**Stored records**
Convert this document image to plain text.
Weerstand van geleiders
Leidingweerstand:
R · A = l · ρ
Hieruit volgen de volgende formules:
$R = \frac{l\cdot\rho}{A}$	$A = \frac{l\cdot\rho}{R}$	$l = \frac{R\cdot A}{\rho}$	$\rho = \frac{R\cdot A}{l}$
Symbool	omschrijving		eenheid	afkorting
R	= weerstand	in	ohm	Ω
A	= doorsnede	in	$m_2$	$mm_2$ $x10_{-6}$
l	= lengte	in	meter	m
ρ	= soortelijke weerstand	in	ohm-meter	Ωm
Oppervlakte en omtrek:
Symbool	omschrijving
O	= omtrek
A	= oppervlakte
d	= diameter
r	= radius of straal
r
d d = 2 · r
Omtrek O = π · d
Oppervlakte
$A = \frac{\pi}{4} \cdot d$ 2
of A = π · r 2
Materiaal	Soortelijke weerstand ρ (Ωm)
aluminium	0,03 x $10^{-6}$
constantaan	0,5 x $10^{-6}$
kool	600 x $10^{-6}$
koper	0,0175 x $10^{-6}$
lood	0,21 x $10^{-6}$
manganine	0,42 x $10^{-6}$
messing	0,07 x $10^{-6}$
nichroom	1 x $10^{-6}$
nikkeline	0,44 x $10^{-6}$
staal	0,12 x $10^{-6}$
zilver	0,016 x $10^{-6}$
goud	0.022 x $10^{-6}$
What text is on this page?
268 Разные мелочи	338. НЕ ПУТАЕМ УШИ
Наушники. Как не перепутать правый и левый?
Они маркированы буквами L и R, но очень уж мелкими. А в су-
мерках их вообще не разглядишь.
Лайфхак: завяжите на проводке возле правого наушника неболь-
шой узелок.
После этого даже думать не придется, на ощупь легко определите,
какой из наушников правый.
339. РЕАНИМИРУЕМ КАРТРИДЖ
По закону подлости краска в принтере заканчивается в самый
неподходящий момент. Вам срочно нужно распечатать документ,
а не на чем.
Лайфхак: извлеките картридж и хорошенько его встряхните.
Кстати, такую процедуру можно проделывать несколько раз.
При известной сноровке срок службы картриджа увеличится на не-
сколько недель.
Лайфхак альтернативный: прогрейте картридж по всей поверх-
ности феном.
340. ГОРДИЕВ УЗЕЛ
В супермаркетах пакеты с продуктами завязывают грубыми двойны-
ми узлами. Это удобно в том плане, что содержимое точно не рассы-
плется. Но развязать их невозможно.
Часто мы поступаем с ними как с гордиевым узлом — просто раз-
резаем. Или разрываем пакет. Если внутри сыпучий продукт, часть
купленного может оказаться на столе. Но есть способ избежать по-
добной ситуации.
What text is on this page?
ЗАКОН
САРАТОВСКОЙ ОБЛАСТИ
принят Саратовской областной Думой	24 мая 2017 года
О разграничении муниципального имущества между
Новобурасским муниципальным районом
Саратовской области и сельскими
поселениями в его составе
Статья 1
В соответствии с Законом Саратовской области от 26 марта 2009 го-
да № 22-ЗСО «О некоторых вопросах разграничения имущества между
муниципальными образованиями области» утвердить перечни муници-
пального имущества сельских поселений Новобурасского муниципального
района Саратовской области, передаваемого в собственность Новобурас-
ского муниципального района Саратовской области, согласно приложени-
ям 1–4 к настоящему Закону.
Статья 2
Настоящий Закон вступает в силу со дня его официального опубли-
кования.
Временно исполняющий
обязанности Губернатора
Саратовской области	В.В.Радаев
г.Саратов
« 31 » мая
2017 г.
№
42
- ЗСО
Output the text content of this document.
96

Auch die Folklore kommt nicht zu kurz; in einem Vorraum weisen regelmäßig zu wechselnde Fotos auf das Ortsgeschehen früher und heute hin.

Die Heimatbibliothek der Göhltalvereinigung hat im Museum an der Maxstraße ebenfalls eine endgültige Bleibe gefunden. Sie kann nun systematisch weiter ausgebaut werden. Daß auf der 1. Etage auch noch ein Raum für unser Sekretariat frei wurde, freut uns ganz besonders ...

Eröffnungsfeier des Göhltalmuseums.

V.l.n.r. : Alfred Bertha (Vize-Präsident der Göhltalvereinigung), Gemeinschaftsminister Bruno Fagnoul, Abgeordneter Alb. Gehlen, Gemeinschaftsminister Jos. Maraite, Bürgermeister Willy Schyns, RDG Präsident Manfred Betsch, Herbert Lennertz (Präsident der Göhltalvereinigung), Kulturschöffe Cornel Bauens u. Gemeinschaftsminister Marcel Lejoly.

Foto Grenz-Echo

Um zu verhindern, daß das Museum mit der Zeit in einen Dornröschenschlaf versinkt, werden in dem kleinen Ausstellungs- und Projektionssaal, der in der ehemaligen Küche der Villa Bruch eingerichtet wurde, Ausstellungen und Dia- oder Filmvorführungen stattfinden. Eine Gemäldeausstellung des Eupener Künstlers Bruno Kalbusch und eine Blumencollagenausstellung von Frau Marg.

**Exercise directions**
Retype all the records, matching them exactly.

**Result of this exercise**
Convert this document image to plain text.
Weerstand van geleiders
Leidingweerstand:
R · A = l · ρ
Hieruit volgen de volgende formules:
$R = \frac{l\cdot\rho}{A}$	$A = \frac{l\cdot\rho}{R}$	$l = \frac{R\cdot A}{\rho}$	$\rho = \frac{R\cdot A}{l}$
Symbool	omschrijving		eenheid	afkorting
R	= weerstand	in	ohm	Ω
A	= doorsnede	in	$m_2$	$mm_2$ $x10_{-6}$
l	= lengte	in	meter	m
ρ	= soortelijke weerstand	in	ohm-meter	Ωm
Oppervlakte en omtrek:
Symbool	omschrijving
O	= omtrek
A	= oppervlakte
d	= diameter
r	= radius of straal
r
d d = 2 · r
Omtrek O = π · d
Oppervlakte
$A = \frac{\pi}{4} \cdot d$ 2
of A = π · r 2
Materiaal	Soortelijke weerstand ρ (Ωm)
aluminium	0,03 x $10^{-6}$
constantaan	0,5 x $10^{-6}$
kool	600 x $10^{-6}$
koper	0,0175 x $10^{-6}$
lood	0,21 x $10^{-6}$
manganine	0,42 x $10^{-6}$
messing	0,07 x $10^{-6}$
nichroom	1 x $10^{-6}$
nikkeline	0,44 x $10^{-6}$
staal	0,12 x $10^{-6}$
zilver	0,016 x $10^{-6}$
goud	0.022 x $10^{-6}$
What text is on this page?
268 Разные мелочи	338. НЕ ПУТАЕМ УШИ
Наушники. Как не перепутать правый и левый?
Они маркированы буквами L и R, но очень уж мелкими. А в су-
мерках их вообще не разглядишь.
Лайфхак: завяжите на проводке возле правого наушника неболь-
шой узелок.
После этого даже думать не придется, на ощупь легко определите,
какой из наушников правый.
339. РЕАНИМИРУЕМ КАРТРИДЖ
По закону подлости краска в принтере заканчивается в самый
неподходящий момент. Вам срочно нужно распечатать документ,
а не на чем.
Лайфхак: извлеките картридж и хорошенько его встряхните.
Кстати, такую процедуру можно проделывать несколько раз.
При известной сноровке срок службы картриджа увеличится на не-
сколько недель.
Лайфхак альтернативный: прогрейте картридж по всей поверх-
ности феном.
340. ГОРДИЕВ УЗЕЛ
В супермаркетах пакеты с продуктами завязывают грубыми двойны-
ми узлами. Это удобно в том плане, что содержимое точно не рассы-
плется. Но развязать их невозможно.
Часто мы поступаем с ними как с гордиевым узлом — просто раз-
резаем. Или разрываем пакет. Если внутри сыпучий продукт, часть
купленного может оказаться на столе. Но есть способ избежать по-
добной ситуации.
What text is on this page?
ЗАКОН
САРАТОВСКОЙ ОБЛАСТИ
принят Саратовской областной Думой	24 мая 2017 года
О разграничении муниципального имущества между
Новобурасским муниципальным районом
Саратовской области и сельскими
поселениями в его составе
Статья 1
В соответствии с Законом Саратовской области от 26 марта 2009 го-
да № 22-ЗСО «О некоторых вопросах разграничения имущества между
муниципальными образованиями области» утвердить перечни муници-
пального имущества сельских поселений Новобурасского муниципального
района Саратовской области, передаваемого в собственность Новобурас-
ского муниципального района Саратовской области, согласно приложени-
ям 1–4 к настоящему Закону.
Статья 2
Настоящий Закон вступает в силу со дня его официального опубли-
кования.
Временно исполняющий
обязанности Губернатора
Саратовской области	В.В.Радаев
г.Саратов
« 31 » мая
2017 г.
№
42
- ЗСО
Output the text content of this document.
96

Auch die Folklore kommt nicht zu kurz; in einem Vorraum weisen regelmäßig zu wechselnde Fotos auf das Ortsgeschehen früher und heute hin.

Die Heimatbibliothek der Göhltalvereinigung hat im Museum an der Maxstraße ebenfalls eine endgültige Bleibe gefunden. Sie kann nun systematisch weiter ausgebaut werden. Daß auf der 1. Etage auch noch ein Raum für unser Sekretariat frei wurde, freut uns ganz besonders ...

Eröffnungsfeier des Göhltalmuseums.

V.l.n.r. : Alfred Bertha (Vize-Präsident der Göhltalvereinigung), Gemeinschaftsminister Bruno Fagnoul, Abgeordneter Alb. Gehlen, Gemeinschaftsminister Jos. Maraite, Bürgermeister Willy Schyns, RDG Präsident Manfred Betsch, Herbert Lennertz (Präsident der Göhltalvereinigung), Kulturschöffe Cornel Bauens u. Gemeinschaftsminister Marcel Lejoly.

Foto Grenz-Echo

Um zu verhindern, daß das Museum mit der Zeit in einen Dornröschenschlaf versinkt, werden in dem kleinen Ausstellungs- und Projektionssaal, der in der ehemaligen Küche der Villa Bruch eingerichtet wurde, Ausstellungen und Dia- oder Filmvorführungen stattfinden. Eine Gemäldeausstellung des Eupener Künstlers Bruno Kalbusch und eine Blumencollagenausstellung von Frau Marg.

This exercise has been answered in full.